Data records
···
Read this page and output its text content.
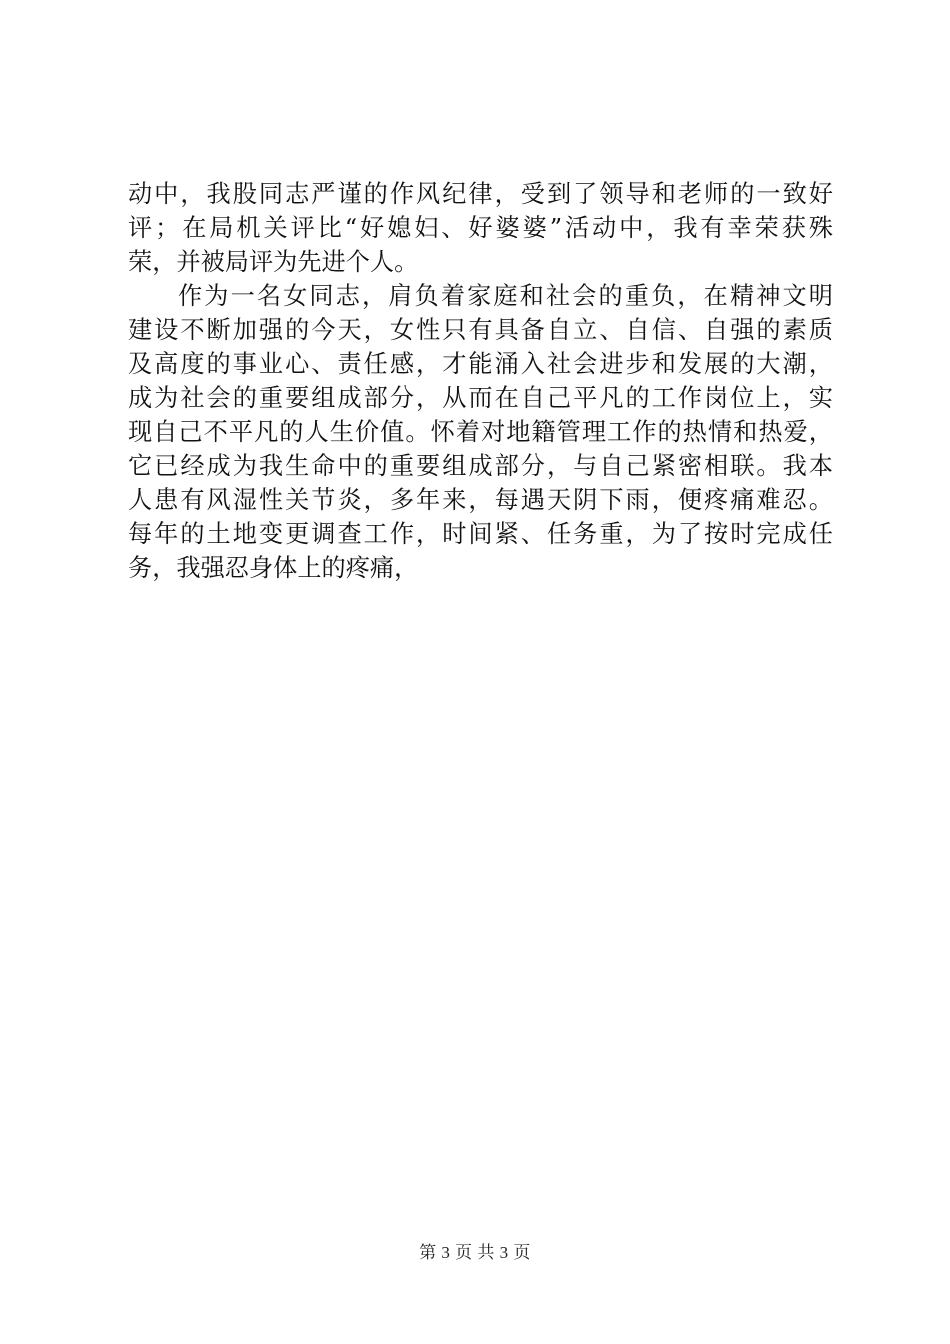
动中，我股同志严谨的作风纪律，受到了领导和老师的一致好
评；在局机关评比“好媳妇、好婆婆”活动中，我有幸荣获殊
荣，并被局评为先进个人。
作为一名女同志，肩负着家庭和社会的重负，在精神文明
建设不断加强的今天，女性只有具备自立、自信、自强的素质
及高度的事业心、责任感，才能涌入社会进步和发展的大潮，
成为社会的重要组成部分，从而在自己平凡的工作岗位上，实
现自己不平凡的人生价值。怀着对地籍管理工作的热情和热爱，
它已经成为我生命中的重要组成部分，与自己紧密相联。我本
人患有风湿性关节炎，多年来，每遇天阴下雨，便疼痛难忍。
每年的土地变更调查工作，时间紧、任务重，为了按时完成任
务，我强忍身体上的疼痛，
第 3 页 共 3 页
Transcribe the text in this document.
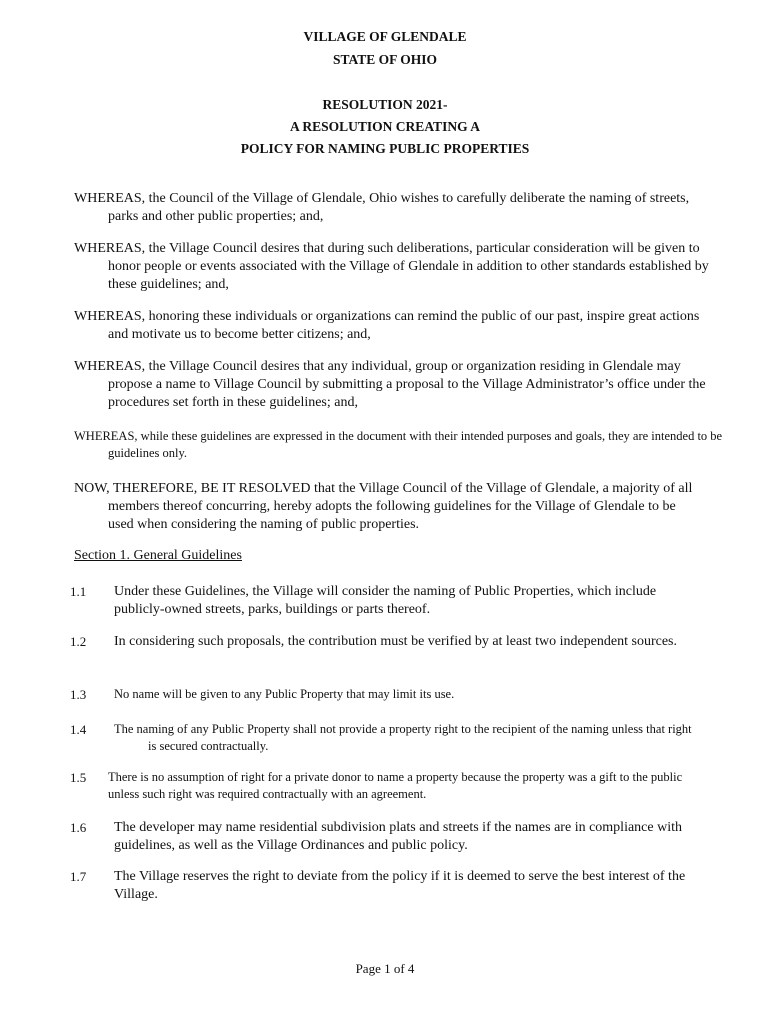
VILLAGE OF GLENDALE
STATE OF OHIO
RESOLUTION 2021-
A RESOLUTION CREATING A
POLICY FOR NAMING PUBLIC PROPERTIES

WHEREAS, the Council of the Village of Glendale, Ohio wishes to carefully deliberate the naming of streets, parks and other public properties; and,

WHEREAS, the Village Council desires that during such deliberations, particular consideration will be given to honor people or events associated with the Village of Glendale in addition to other standards established by these guidelines; and,

WHEREAS, honoring these individuals or organizations can remind the public of our past, inspire great actions and motivate us to become better citizens; and,

WHEREAS, the Village Council desires that any individual, group or organization residing in Glendale may propose a name to Village Council by submitting a proposal to the Village Administrator’s office under the procedures set forth in these guidelines; and,

WHEREAS, while these guidelines are expressed in the document with their intended purposes and goals, they are intended to be guidelines only.

NOW, THEREFORE, BE IT RESOLVED that the Village Council of the Village of Glendale, a majority of all members thereof concurring, hereby adopts the following guidelines for the Village of Glendale to be used when considering the naming of public properties.

Section 1. General Guidelines
1.1 Under these Guidelines, the Village will consider the naming of Public Properties, which include publicly-owned streets, parks, buildings or parts thereof.
1.2 In considering such proposals, the contribution must be verified by at least two independent sources.
1.3 No name will be given to any Public Property that may limit its use.
1.4 The naming of any Public Property shall not provide a property right to the recipient of the naming unless that right is secured contractually.
1.5 There is no assumption of right for a private donor to name a property because the property was a gift to the public unless such right was required contractually with an agreement.
1.6 The developer may name residential subdivision plats and streets if the names are in compliance with guidelines, as well as the Village Ordinances and public policy.
1.7 The Village reserves the right to deviate from the policy if it is deemed to serve the best interest of the Village.
Page 1 of 4
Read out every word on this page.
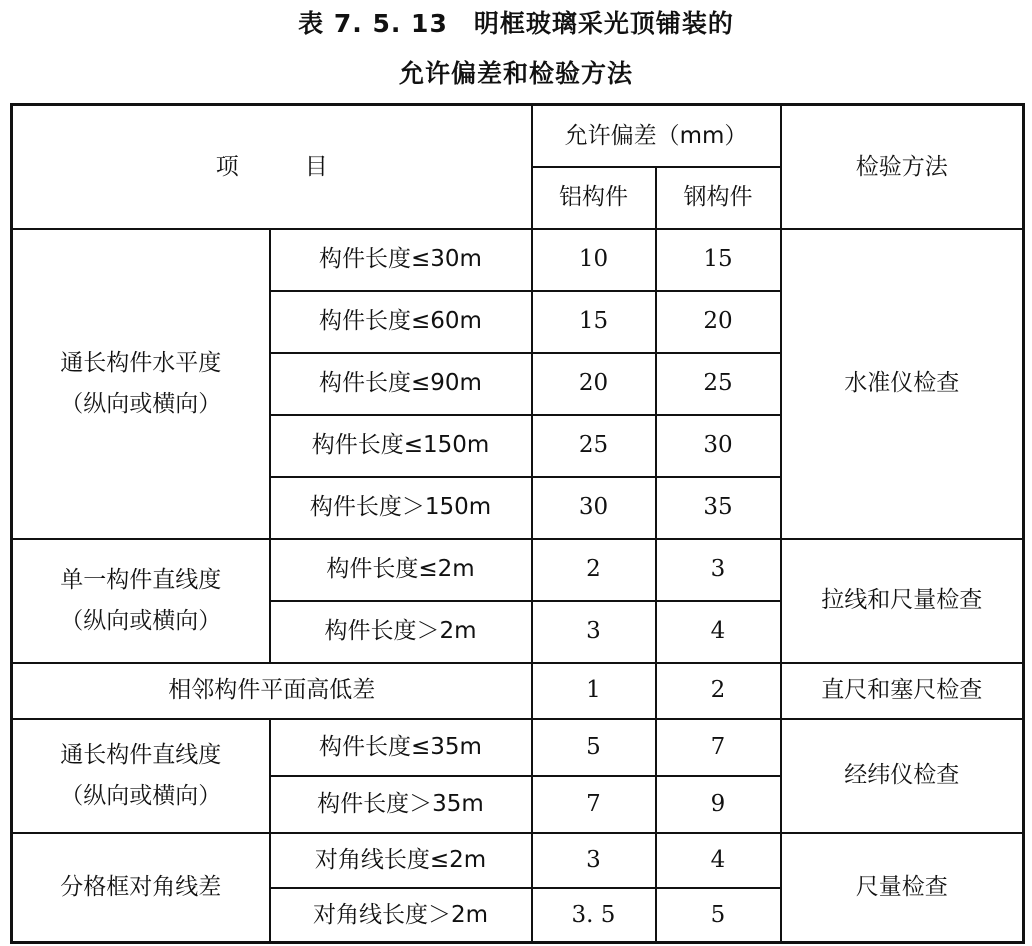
表 7. 5. 13　明框玻璃采光顶铺装的
允许偏差和检验方法
项 目		允许偏差（mm）		检验方法
		铝构件	钢构件	

通长构件水平度
（纵向或横向）	构件长度≤30m	10	15	水准仪检查
	构件长度≤60m	15	20	
	构件长度≤90m	20	25	
	构件长度≤150m	25	30	
	构件长度＞150m	30	35	

单一构件直线度
（纵向或横向）	构件长度≤2m	2	3	拉线和尺量检查
	构件长度＞2m	3	4	
相邻构件平面高低差		1	2	直尺和塞尺检查

通长构件直线度
（纵向或横向）	构件长度≤35m	5	7	经纬仪检查
	构件长度＞35m	7	9	
分格框对角线差	对角线长度≤2m	3	4	尺量检查
	对角线长度＞2m	3. 5	5	
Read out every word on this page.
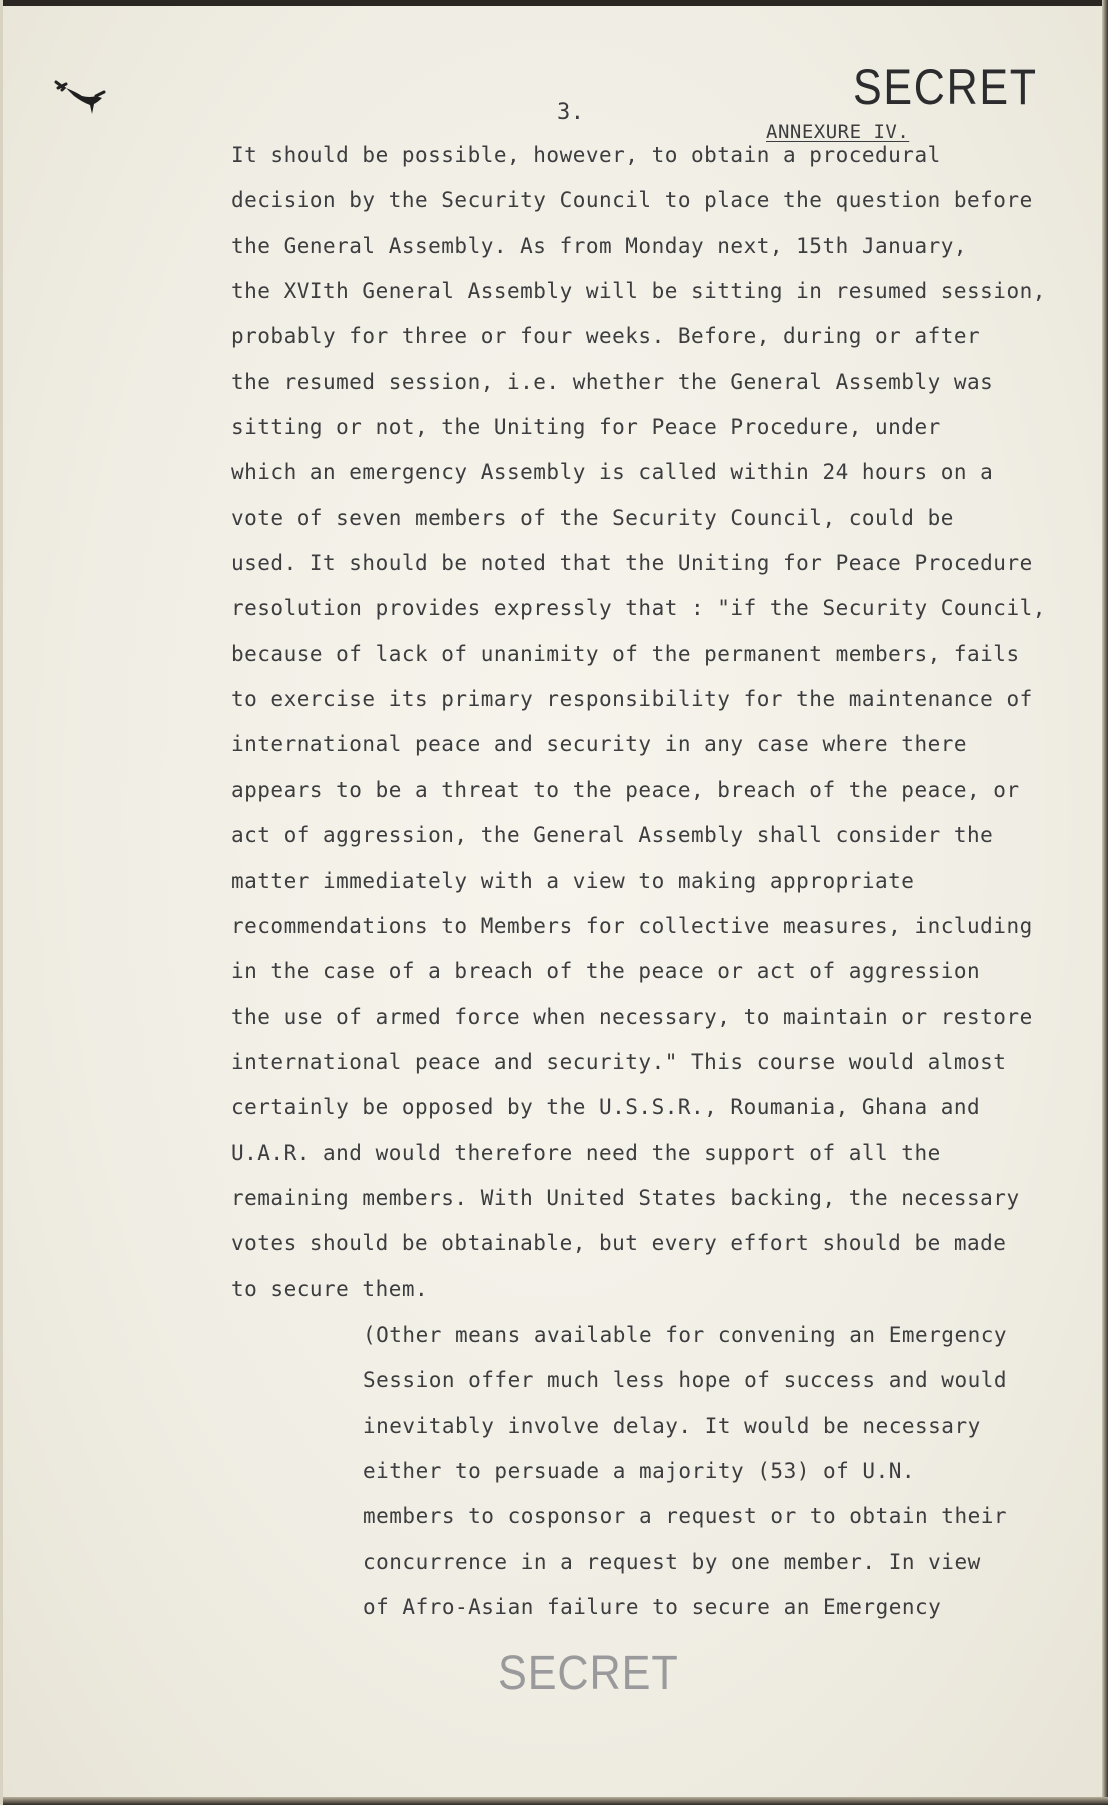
SECRET
3.
ANNEXURE IV.
It should be possible, however, to obtain a procedural
decision by the Security Council to place the question before
the General Assembly. As from Monday next, 15th January,
the XVIth General Assembly will be sitting in resumed session,
probably for three or four weeks. Before, during or after
the resumed session, i.e. whether the General Assembly was
sitting or not, the Uniting for Peace Procedure, under
which an emergency Assembly is called within 24 hours on a
vote of seven members of the Security Council, could be
used. It should be noted that the Uniting for Peace Procedure
resolution provides expressly that : "if the Security Council,
because of lack of unanimity of the permanent members, fails
to exercise its primary responsibility for the maintenance of
international peace and security in any case where there
appears to be a threat to the peace, breach of the peace, or
act of aggression, the General Assembly shall consider the
matter immediately with a view to making appropriate
recommendations to Members for collective measures, including
in the case of a breach of the peace or act of aggression
the use of armed force when necessary, to maintain or restore
international peace and security." This course would almost
certainly be opposed by the U.S.S.R., Roumania, Ghana and
U.A.R. and would therefore need the support of all the
remaining members. With United States backing, the necessary
votes should be obtainable, but every effort should be made
to secure them.
(Other means available for convening an Emergency
Session offer much less hope of success and would
inevitably involve delay. It would be necessary
either to persuade a majority (53) of U.N.
members to cosponsor a request or to obtain their
concurrence in a request by one member. In view
of Afro-Asian failure to secure an Emergency
SECRET
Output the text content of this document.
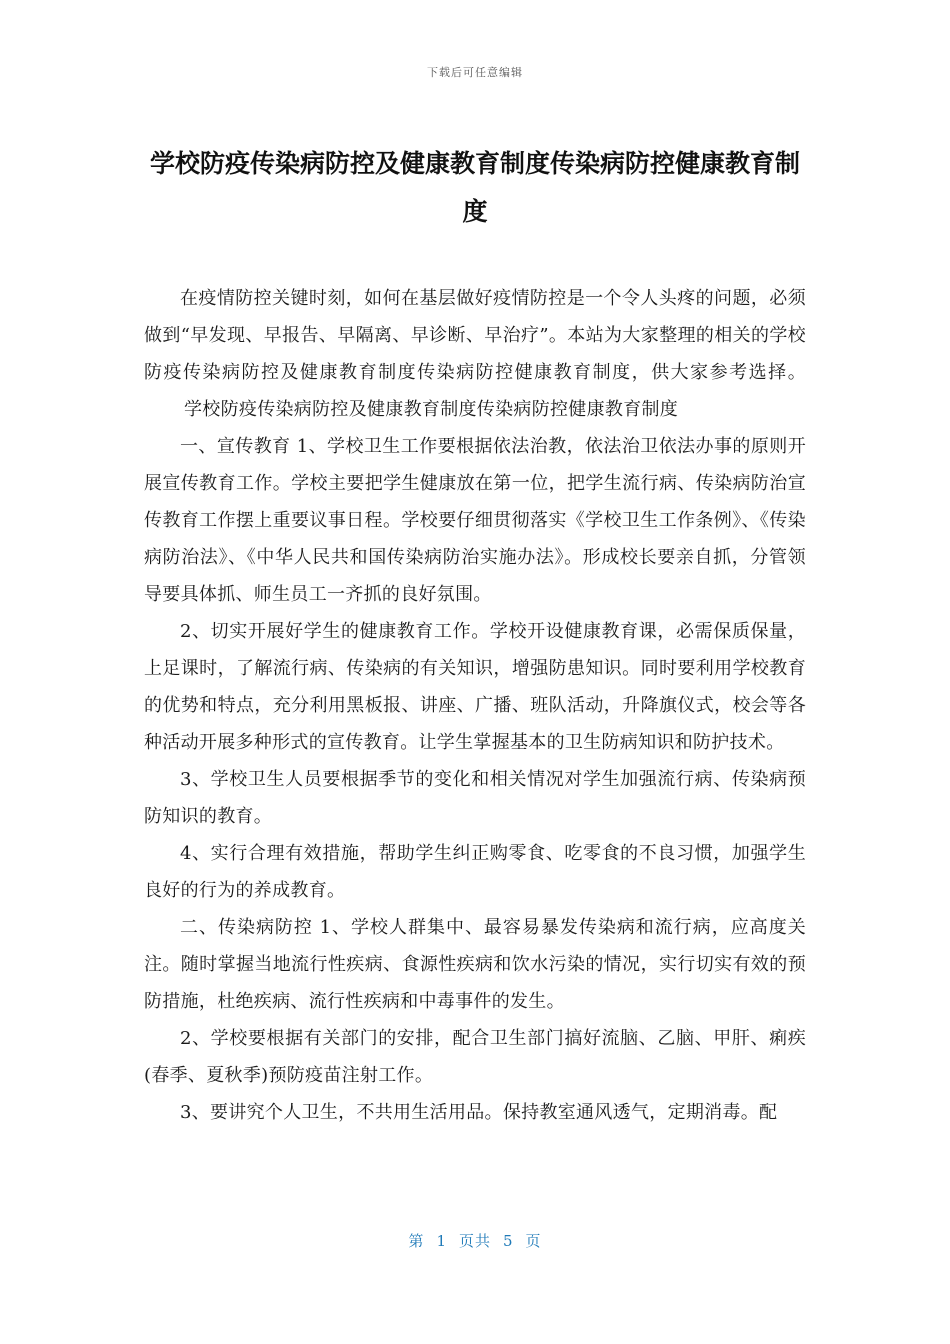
下载后可任意编辑
学校防疫传染病防控及健康教育制度传染病防控健康教育制度

在疫情防控关键时刻，如何在基层做好疫情防控是一个令人头疼的问题，必须做到“早发现、早报告、早隔离、早诊断、早治疗”。本站为大家整理的相关的学校防疫传染病防控及健康教育制度传染病防控健康教育制度，供大家参考选择。学校防疫传染病防控及健康教育制度传染病防控健康教育制度

一、宣传教育 1、学校卫生工作要根据依法治教，依法治卫依法办事的原则开展宣传教育工作。学校主要把学生健康放在第一位，把学生流行病、传染病防治宣传教育工作摆上重要议事日程。学校要仔细贯彻落实《学校卫生工作条例》、《传染病防治法》、《中华人民共和国传染病防治实施办法》。形成校长要亲自抓，分管领导要具体抓、师生员工一齐抓的良好氛围。

2、切实开展好学生的健康教育工作。学校开设健康教育课，必需保质保量，上足课时，了解流行病、传染病的有关知识，增强防患知识。同时要利用学校教育的优势和特点，充分利用黑板报、讲座、广播、班队活动，升降旗仪式，校会等各种活动开展多种形式的宣传教育。让学生掌握基本的卫生防病知识和防护技术。

3、学校卫生人员要根据季节的变化和相关情况对学生加强流行病、传染病预防知识的教育。

4、实行合理有效措施，帮助学生纠正购零食、吃零食的不良习惯，加强学生良好的行为的养成教育。

二、传染病防控 1、学校人群集中、最容易暴发传染病和流行病，应高度关注。随时掌握当地流行性疾病、食源性疾病和饮水污染的情况，实行切实有效的预防措施，杜绝疾病、流行性疾病和中毒事件的发生。

2、学校要根据有关部门的安排，配合卫生部门搞好流脑、乙脑、甲肝、痢疾(春季、夏秋季)预防疫苗注射工作。

3、要讲究个人卫生，不共用生活用品。保持教室通风透气，定期消毒。配

第 1 页共 5 页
···
- PROBLEM DETAILS: List all lines from the entries that include the word "shall".

- EXERCISE ANSWER:
1.4 The naming of any Public Property shall not provide a property right to the recipient of the naming unless that right is secured contractually.
act of aggression, the General Assembly shall consider the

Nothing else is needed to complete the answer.